» EXERCISE AIM
Determine how many lines below hold the string "color". Reply with the number alone.

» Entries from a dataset
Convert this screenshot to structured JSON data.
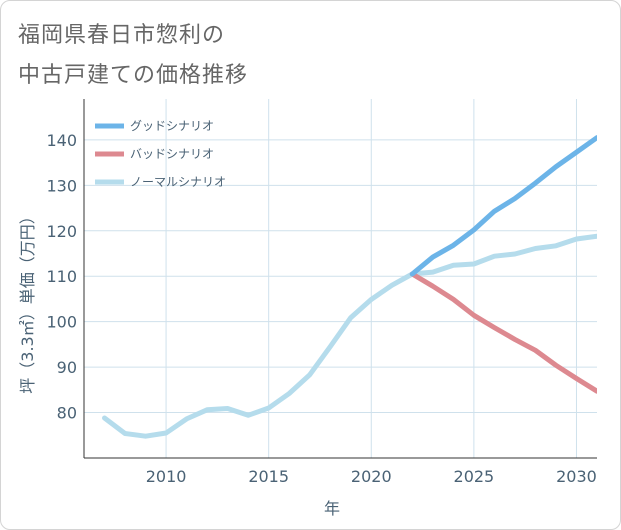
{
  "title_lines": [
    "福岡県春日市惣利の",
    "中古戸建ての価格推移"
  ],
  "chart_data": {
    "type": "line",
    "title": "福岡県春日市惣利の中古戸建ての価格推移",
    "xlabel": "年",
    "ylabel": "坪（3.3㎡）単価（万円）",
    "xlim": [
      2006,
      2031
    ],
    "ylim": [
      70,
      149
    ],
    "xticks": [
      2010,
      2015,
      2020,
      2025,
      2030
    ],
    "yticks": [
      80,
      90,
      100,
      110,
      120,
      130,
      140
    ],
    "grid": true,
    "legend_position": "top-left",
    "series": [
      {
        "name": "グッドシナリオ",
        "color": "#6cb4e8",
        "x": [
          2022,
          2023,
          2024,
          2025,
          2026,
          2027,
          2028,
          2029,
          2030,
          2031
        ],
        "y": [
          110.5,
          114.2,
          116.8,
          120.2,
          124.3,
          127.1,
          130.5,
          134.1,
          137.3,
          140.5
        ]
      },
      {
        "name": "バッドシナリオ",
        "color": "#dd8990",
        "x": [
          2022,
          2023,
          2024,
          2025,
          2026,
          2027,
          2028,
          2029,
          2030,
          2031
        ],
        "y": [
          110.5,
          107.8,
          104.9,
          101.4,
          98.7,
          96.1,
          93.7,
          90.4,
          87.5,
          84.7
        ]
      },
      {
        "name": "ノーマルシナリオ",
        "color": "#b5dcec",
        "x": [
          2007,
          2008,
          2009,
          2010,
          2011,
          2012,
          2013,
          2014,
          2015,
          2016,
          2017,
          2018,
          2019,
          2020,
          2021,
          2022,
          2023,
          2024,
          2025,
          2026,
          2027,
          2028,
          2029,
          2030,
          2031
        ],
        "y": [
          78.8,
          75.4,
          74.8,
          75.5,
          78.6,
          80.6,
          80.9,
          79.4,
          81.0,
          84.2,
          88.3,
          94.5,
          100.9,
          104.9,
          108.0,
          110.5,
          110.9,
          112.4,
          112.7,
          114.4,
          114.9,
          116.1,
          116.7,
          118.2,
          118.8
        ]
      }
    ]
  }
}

* * *

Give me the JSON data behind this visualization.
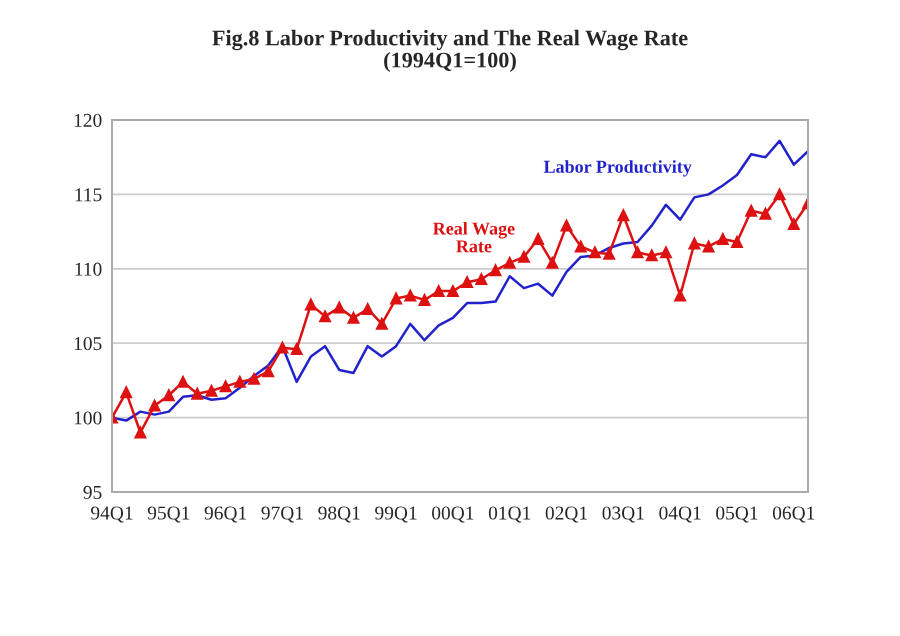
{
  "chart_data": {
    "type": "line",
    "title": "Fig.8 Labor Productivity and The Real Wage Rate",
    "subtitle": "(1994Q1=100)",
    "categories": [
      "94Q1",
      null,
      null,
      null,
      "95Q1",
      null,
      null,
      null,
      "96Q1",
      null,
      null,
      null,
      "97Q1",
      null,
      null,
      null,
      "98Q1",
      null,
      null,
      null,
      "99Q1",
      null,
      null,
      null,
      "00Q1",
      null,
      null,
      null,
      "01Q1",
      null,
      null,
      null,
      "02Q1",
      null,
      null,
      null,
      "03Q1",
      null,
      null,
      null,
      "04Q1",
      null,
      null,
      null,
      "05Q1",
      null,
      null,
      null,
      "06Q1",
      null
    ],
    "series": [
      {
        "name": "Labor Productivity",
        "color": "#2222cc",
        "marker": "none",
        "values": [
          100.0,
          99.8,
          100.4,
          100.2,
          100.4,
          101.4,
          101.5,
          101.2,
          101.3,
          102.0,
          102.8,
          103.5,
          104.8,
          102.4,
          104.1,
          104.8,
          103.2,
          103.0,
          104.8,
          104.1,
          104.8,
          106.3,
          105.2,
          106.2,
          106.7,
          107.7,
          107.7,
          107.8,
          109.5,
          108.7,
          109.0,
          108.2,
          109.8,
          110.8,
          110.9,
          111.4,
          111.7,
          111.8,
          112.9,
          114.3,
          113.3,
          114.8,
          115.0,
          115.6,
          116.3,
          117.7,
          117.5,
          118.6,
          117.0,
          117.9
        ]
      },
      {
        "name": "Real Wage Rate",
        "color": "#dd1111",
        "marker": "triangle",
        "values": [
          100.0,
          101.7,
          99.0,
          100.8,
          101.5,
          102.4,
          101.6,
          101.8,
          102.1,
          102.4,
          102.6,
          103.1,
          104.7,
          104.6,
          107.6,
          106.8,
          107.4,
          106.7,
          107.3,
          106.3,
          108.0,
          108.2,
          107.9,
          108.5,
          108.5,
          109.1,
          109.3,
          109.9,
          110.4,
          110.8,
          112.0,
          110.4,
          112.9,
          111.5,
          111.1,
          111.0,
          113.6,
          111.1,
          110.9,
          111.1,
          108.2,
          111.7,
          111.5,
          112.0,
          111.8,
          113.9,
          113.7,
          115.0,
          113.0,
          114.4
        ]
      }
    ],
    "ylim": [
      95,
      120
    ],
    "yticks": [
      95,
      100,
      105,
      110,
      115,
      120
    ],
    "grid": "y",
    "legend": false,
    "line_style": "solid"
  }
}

» REPLY
5